▶ **AIM OF THE EXERCISE**: How many lines below contain the word "biomolther"? Give only the number.

Records of document pages:
┌────────

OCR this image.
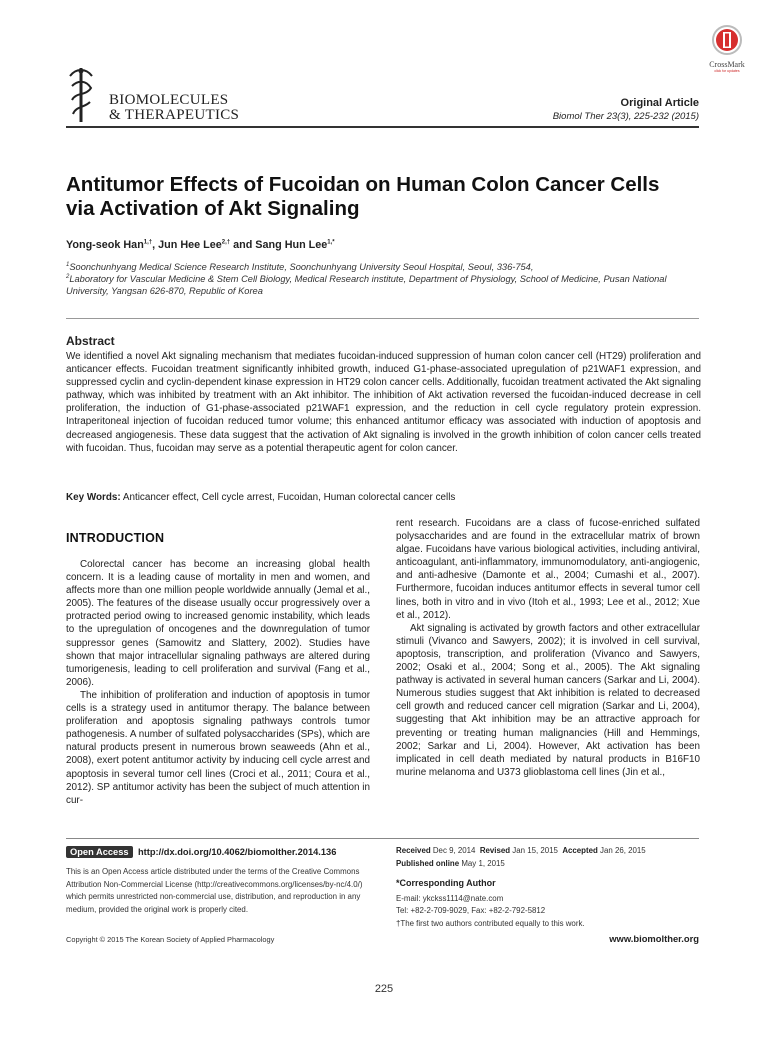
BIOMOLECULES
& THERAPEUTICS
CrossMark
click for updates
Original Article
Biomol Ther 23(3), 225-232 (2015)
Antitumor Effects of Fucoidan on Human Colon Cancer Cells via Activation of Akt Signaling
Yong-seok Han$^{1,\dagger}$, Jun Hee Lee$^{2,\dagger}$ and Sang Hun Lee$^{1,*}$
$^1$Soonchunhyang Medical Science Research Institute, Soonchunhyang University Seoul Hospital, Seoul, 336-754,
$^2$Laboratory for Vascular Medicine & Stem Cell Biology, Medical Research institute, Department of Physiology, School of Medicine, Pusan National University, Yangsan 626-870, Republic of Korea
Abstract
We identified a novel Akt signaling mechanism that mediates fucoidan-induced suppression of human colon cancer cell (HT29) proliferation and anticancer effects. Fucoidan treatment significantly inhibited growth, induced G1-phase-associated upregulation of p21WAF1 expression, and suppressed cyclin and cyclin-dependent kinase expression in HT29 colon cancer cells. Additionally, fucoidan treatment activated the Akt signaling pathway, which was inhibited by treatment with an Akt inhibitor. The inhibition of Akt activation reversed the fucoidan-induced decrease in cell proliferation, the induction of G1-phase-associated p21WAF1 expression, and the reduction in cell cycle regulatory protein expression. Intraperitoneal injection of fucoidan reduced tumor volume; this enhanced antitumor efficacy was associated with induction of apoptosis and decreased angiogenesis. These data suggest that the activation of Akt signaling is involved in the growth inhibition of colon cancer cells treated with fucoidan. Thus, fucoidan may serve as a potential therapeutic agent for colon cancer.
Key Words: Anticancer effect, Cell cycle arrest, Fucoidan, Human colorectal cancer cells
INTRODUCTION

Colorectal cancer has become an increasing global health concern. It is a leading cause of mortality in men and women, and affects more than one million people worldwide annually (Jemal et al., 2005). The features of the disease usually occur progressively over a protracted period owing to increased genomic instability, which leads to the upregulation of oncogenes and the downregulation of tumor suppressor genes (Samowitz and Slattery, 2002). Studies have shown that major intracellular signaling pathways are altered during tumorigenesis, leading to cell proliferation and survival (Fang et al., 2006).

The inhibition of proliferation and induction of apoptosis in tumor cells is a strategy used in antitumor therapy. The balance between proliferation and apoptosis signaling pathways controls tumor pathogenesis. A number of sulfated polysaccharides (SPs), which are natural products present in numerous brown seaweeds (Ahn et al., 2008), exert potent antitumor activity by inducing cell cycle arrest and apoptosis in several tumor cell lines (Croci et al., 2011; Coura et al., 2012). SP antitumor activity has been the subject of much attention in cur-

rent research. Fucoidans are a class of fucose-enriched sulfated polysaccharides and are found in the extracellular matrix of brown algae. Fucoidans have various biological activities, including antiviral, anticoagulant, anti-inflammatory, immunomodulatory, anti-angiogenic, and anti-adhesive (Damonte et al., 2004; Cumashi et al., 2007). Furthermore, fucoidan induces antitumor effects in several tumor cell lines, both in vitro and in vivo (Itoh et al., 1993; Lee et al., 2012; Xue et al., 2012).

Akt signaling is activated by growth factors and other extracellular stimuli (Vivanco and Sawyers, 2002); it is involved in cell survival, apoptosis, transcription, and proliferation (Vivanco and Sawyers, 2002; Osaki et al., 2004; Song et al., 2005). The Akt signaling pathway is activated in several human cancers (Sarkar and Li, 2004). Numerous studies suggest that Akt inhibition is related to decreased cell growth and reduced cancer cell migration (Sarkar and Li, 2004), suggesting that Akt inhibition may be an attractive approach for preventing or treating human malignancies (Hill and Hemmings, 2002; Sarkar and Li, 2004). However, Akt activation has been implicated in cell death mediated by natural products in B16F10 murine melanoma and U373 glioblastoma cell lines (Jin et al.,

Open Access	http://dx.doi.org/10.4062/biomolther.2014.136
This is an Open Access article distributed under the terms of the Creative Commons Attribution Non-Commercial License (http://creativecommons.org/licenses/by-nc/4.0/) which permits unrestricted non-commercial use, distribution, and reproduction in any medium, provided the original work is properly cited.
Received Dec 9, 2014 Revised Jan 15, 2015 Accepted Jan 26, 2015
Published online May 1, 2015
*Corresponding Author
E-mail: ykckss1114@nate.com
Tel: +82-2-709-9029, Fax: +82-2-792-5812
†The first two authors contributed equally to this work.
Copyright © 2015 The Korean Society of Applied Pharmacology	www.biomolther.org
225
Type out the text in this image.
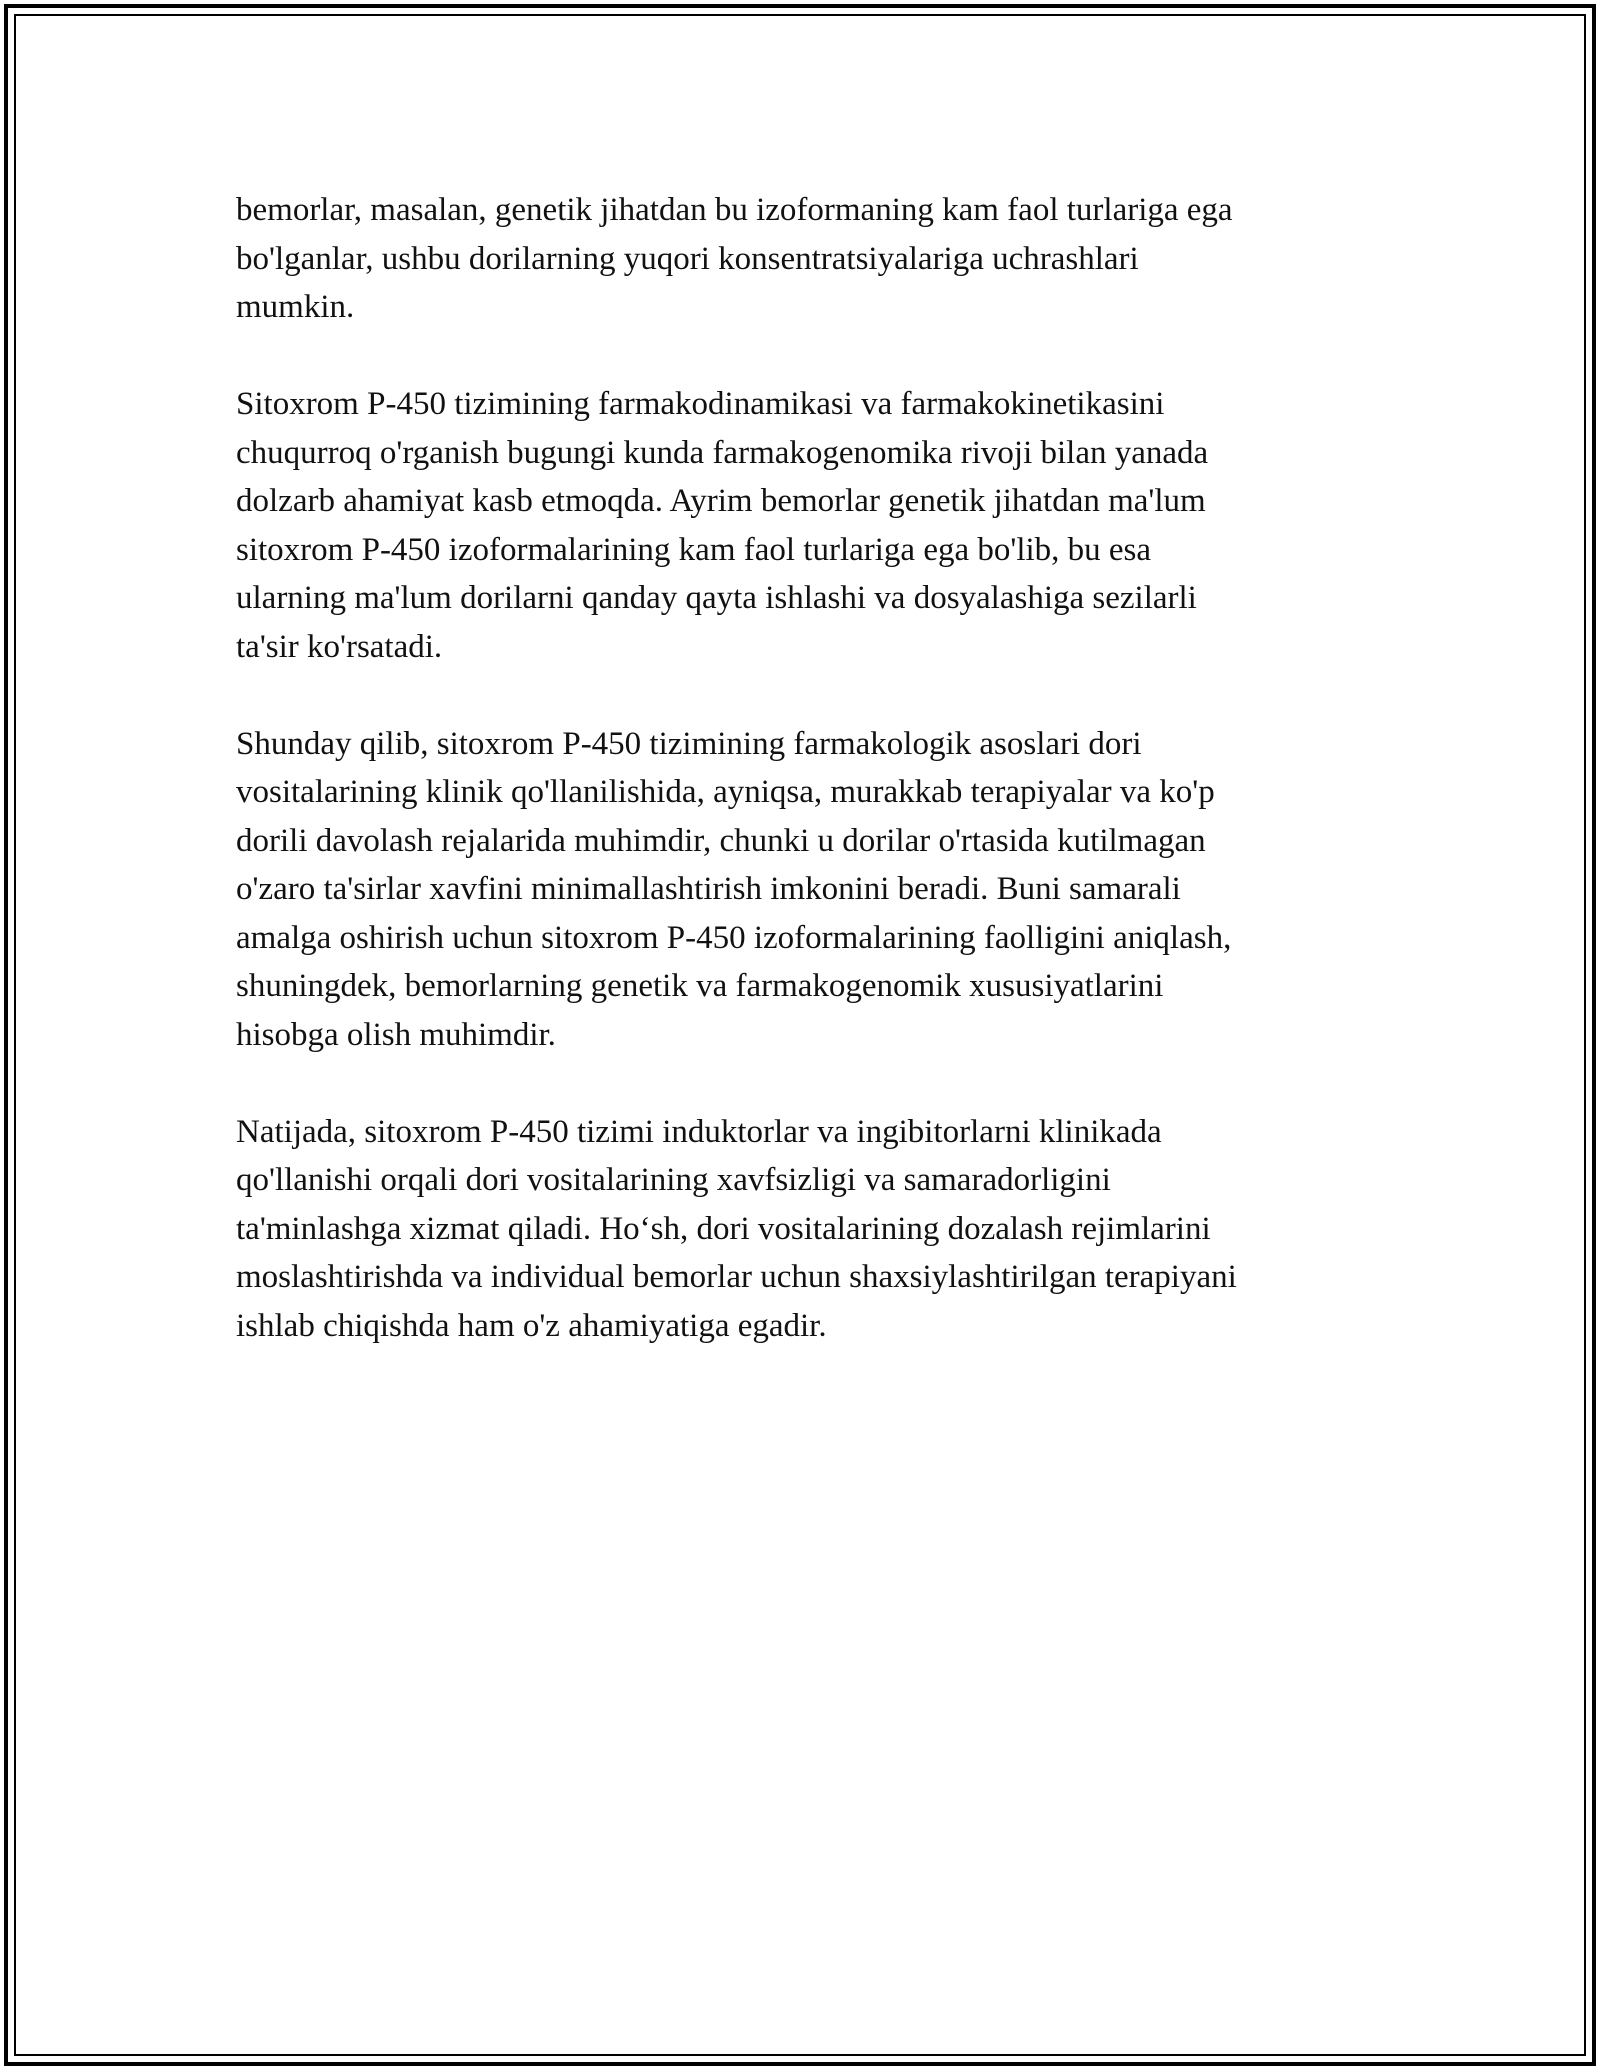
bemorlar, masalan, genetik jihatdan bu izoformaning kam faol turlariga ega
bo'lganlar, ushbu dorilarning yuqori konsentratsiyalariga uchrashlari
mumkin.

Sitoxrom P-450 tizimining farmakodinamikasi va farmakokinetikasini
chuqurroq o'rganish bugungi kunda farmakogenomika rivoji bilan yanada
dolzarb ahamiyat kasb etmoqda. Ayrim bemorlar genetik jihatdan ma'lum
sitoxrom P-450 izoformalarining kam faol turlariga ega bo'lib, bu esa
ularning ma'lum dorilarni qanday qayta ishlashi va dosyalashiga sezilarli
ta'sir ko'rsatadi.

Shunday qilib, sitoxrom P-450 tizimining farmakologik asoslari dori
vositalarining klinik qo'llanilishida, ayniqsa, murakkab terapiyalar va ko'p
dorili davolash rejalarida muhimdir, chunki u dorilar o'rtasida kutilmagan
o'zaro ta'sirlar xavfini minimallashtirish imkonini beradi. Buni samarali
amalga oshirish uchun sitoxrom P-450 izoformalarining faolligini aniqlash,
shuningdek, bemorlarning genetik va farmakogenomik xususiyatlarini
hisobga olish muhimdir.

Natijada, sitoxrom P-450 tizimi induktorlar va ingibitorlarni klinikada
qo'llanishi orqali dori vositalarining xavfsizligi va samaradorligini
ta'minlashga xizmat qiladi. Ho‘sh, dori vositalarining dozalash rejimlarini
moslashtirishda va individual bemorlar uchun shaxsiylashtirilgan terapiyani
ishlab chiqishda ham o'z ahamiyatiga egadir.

└────────

▶ **ANSWER SPACE**: 2